▶ [WHAT TO PRODUCE] Take every line where the string "建筑修理" appears and copy it.
-- start INPUT ROWS --
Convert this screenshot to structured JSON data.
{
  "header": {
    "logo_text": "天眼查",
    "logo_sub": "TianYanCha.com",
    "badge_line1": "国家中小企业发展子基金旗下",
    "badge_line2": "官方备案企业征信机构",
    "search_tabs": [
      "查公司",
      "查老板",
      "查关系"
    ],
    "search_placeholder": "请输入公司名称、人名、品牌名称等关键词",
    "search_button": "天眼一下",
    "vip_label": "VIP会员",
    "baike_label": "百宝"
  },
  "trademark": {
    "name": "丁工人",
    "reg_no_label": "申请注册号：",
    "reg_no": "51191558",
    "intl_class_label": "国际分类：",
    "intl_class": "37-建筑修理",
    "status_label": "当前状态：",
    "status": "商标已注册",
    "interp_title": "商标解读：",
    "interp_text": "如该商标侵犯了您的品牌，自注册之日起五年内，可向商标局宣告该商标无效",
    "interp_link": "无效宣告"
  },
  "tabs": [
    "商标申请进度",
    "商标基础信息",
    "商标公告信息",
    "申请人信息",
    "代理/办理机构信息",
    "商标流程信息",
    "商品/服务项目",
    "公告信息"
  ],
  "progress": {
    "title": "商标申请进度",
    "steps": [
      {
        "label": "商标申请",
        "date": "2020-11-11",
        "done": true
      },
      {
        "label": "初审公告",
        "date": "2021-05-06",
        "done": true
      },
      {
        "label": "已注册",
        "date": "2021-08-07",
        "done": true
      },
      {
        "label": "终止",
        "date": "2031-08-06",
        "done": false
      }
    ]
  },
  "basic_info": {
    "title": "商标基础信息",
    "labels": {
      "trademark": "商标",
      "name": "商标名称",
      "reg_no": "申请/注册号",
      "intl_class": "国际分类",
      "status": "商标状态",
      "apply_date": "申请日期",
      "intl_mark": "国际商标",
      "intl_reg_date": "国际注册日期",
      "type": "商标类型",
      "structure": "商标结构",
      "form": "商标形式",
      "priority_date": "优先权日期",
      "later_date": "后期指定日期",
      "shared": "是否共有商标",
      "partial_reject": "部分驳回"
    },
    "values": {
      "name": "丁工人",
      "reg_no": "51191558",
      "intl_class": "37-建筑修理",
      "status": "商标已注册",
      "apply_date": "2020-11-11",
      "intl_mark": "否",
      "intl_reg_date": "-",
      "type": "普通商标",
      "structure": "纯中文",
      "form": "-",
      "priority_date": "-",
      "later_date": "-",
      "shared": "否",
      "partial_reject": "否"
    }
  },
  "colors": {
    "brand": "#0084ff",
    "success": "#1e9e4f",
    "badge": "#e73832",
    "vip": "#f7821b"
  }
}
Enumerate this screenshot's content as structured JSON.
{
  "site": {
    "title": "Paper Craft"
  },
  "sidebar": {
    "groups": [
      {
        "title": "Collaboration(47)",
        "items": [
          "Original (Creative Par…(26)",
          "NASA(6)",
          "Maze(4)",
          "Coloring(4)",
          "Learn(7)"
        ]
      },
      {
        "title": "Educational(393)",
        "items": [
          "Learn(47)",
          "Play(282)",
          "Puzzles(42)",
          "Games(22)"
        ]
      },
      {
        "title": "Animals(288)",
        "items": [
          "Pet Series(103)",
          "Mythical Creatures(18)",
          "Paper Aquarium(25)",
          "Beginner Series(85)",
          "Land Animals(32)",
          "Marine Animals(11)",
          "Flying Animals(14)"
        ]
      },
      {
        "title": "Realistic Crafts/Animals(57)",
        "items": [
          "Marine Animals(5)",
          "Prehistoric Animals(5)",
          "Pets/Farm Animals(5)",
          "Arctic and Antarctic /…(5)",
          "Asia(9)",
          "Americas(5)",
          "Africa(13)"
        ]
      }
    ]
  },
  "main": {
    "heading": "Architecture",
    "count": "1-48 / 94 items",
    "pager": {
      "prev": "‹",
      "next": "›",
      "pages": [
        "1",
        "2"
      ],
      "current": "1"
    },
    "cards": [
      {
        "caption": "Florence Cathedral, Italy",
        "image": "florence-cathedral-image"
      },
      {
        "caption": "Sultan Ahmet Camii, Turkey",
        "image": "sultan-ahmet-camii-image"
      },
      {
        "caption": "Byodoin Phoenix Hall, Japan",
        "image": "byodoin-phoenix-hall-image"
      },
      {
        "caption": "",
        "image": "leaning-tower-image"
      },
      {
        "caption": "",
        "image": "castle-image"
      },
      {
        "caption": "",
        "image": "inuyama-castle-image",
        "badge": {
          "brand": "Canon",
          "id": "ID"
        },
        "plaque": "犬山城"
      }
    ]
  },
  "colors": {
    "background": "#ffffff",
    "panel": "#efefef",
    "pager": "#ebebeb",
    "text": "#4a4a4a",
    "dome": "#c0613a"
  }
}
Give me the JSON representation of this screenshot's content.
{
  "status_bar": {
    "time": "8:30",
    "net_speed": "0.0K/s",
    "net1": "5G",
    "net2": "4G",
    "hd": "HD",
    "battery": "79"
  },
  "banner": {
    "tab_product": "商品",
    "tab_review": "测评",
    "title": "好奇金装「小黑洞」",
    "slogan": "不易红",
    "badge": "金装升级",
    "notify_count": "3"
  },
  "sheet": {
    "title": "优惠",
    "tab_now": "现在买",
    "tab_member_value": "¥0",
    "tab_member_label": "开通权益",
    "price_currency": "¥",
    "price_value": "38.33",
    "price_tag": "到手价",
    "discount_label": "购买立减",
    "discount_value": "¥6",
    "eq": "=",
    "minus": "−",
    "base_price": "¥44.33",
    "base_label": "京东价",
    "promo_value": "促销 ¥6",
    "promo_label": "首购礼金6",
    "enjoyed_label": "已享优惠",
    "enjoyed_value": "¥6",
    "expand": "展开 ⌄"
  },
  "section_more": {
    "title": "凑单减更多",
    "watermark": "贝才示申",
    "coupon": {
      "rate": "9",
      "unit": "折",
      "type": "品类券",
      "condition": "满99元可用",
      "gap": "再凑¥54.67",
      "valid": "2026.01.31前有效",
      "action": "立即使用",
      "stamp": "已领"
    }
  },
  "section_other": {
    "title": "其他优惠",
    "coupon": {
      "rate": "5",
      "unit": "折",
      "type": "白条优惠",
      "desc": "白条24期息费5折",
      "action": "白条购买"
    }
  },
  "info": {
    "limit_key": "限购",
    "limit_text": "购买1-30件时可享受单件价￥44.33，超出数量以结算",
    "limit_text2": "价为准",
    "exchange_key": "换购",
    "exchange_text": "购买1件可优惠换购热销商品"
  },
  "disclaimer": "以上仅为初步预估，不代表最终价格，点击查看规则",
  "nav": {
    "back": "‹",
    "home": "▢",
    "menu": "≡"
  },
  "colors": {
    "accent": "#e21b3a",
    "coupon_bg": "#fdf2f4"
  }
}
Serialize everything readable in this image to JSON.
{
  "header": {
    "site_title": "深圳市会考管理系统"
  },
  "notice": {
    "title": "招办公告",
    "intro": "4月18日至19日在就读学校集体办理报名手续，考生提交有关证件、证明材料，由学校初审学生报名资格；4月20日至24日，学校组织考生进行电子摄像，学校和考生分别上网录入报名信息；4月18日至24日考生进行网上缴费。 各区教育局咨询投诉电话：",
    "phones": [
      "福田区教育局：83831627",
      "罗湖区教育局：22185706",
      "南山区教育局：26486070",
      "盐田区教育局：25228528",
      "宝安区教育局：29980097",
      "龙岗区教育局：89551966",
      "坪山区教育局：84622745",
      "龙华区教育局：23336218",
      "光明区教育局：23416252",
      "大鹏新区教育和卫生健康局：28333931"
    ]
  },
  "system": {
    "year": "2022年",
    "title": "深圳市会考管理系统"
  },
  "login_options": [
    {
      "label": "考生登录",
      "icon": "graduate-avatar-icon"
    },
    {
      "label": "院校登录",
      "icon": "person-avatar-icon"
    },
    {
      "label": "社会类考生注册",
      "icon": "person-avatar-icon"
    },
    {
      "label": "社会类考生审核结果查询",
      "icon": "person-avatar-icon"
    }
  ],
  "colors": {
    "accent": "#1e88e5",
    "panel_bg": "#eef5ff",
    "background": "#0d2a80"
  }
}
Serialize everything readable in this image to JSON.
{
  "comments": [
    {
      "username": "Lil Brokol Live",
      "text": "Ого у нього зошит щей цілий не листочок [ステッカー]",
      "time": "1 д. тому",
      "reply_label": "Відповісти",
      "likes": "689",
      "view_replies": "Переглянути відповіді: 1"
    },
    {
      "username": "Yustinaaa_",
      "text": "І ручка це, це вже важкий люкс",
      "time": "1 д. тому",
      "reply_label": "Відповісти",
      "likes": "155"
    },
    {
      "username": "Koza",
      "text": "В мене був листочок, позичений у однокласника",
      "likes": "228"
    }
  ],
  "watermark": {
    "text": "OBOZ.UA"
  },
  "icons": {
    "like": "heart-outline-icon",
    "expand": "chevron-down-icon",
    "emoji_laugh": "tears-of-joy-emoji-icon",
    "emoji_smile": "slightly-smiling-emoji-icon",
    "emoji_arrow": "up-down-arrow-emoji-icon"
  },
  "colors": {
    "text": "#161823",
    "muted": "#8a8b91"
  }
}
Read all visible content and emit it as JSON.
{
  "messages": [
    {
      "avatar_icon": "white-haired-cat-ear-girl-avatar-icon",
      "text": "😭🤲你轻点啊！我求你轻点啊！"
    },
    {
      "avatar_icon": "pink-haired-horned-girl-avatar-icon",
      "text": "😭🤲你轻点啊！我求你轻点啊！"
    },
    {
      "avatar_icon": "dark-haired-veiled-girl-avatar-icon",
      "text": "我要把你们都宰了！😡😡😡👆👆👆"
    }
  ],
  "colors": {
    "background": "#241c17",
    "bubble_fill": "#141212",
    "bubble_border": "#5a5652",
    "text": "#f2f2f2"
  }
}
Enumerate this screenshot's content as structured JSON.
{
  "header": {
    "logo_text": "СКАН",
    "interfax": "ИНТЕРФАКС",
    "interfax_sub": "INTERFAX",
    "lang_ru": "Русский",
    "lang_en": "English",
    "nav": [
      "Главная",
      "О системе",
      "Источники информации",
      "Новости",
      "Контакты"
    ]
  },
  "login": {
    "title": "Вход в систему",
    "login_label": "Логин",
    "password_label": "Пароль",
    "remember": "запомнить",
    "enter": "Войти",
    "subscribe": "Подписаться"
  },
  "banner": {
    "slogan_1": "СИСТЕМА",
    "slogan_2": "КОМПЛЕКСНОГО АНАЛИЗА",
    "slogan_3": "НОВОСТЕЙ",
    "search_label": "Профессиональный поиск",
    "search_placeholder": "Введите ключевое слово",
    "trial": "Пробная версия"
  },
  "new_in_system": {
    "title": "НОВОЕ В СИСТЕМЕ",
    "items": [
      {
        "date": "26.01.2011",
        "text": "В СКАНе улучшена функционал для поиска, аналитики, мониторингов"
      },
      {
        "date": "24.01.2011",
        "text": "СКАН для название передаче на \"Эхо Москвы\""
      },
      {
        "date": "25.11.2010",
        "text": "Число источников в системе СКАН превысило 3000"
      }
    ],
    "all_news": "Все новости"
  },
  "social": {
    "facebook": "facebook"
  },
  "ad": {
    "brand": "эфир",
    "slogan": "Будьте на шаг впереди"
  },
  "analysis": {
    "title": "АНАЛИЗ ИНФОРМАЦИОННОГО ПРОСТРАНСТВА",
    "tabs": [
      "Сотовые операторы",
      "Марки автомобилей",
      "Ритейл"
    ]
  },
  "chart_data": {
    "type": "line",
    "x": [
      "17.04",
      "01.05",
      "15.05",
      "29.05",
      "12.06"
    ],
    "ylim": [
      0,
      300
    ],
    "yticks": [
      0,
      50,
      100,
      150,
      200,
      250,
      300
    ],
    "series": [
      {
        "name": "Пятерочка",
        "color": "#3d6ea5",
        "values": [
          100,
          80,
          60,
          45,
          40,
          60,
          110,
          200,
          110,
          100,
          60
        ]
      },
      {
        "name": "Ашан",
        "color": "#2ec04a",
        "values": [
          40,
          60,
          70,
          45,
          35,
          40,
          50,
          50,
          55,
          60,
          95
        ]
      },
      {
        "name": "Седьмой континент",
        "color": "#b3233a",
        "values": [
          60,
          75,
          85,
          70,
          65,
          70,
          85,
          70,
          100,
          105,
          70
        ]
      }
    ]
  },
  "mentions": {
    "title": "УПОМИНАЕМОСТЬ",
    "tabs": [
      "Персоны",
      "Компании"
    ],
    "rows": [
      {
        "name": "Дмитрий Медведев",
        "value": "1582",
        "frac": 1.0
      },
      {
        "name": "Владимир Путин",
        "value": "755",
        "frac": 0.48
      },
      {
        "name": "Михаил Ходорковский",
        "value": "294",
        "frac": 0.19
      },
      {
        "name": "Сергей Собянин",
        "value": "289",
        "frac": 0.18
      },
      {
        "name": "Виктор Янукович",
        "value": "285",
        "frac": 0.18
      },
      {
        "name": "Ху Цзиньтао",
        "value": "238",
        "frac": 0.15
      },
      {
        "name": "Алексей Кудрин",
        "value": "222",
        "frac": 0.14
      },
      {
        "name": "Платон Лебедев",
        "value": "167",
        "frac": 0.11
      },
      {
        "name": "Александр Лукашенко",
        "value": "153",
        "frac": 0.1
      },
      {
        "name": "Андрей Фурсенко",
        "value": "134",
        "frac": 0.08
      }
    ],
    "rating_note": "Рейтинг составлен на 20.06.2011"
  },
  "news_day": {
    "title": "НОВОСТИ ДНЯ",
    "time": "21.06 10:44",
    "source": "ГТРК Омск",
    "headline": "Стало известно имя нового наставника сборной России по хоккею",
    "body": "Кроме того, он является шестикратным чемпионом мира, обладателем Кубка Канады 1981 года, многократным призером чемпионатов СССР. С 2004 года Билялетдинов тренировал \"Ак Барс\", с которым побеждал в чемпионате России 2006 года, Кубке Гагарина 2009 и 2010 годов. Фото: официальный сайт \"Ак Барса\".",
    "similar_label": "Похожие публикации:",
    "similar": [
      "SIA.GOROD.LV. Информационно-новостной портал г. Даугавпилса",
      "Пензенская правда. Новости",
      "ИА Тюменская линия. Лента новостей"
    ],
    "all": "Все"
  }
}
-- end INPUT ROWS --
▶ [FINAL ANSWER]
    "intl_class": "37-建筑修理",
      "intl_class": "37-建筑修理",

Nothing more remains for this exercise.